_PROBLEM TO WORK ON:_ The listing below should be copied in full, word for word.

[Stored dataset items]
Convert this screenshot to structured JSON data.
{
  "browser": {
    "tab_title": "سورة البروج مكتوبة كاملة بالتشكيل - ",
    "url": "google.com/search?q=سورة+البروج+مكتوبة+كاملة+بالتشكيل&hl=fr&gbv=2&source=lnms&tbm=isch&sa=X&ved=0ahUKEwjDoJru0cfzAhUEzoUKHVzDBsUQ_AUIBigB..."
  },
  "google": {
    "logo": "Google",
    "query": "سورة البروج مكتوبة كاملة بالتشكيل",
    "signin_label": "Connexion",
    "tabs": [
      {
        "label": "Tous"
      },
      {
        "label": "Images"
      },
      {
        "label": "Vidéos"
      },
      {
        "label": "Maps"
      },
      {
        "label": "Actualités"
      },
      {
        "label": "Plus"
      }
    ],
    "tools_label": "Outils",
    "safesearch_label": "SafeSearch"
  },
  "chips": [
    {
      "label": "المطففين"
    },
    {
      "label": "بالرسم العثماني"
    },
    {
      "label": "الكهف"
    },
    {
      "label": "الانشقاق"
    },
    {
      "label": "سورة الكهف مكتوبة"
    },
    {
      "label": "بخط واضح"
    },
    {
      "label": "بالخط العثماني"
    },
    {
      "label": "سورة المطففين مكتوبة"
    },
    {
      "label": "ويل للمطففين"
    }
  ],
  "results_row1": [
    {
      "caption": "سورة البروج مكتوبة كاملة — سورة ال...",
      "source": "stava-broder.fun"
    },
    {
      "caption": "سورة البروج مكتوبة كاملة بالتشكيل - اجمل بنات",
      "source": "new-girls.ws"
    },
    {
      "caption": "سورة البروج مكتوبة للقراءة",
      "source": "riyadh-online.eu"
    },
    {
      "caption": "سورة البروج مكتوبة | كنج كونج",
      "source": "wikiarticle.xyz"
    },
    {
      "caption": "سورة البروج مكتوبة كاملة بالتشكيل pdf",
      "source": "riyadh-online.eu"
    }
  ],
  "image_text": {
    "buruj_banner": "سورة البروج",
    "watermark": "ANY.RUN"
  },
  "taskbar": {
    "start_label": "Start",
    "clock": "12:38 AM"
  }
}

_FINISHED TASK:_
Convert this screenshot to structured JSON data.
{
  "browser": {
    "tab_title": "سورة البروج مكتوبة كاملة بالتشكيل - ",
    "url": "google.com/search?q=سورة+البروج+مكتوبة+كاملة+بالتشكيل&hl=fr&gbv=2&source=lnms&tbm=isch&sa=X&ved=0ahUKEwjDoJru0cfzAhUEzoUKHVzDBsUQ_AUIBigB..."
  },
  "google": {
    "logo": "Google",
    "query": "سورة البروج مكتوبة كاملة بالتشكيل",
    "signin_label": "Connexion",
    "tabs": [
      {
        "label": "Tous"
      },
      {
        "label": "Images"
      },
      {
        "label": "Vidéos"
      },
      {
        "label": "Maps"
      },
      {
        "label": "Actualités"
      },
      {
        "label": "Plus"
      }
    ],
    "tools_label": "Outils",
    "safesearch_label": "SafeSearch"
  },
  "chips": [
    {
      "label": "المطففين"
    },
    {
      "label": "بالرسم العثماني"
    },
    {
      "label": "الكهف"
    },
    {
      "label": "الانشقاق"
    },
    {
      "label": "سورة الكهف مكتوبة"
    },
    {
      "label": "بخط واضح"
    },
    {
      "label": "بالخط العثماني"
    },
    {
      "label": "سورة المطففين مكتوبة"
    },
    {
      "label": "ويل للمطففين"
    }
  ],
  "results_row1": [
    {
      "caption": "سورة البروج مكتوبة كاملة — سورة ال...",
      "source": "stava-broder.fun"
    },
    {
      "caption": "سورة البروج مكتوبة كاملة بالتشكيل - اجمل بنات",
      "source": "new-girls.ws"
    },
    {
      "caption": "سورة البروج مكتوبة للقراءة",
      "source": "riyadh-online.eu"
    },
    {
      "caption": "سورة البروج مكتوبة | كنج كونج",
      "source": "wikiarticle.xyz"
    },
    {
      "caption": "سورة البروج مكتوبة كاملة بالتشكيل pdf",
      "source": "riyadh-online.eu"
    }
  ],
  "image_text": {
    "buruj_banner": "سورة البروج",
    "watermark": "ANY.RUN"
  },
  "taskbar": {
    "start_label": "Start",
    "clock": "12:38 AM"
  }
}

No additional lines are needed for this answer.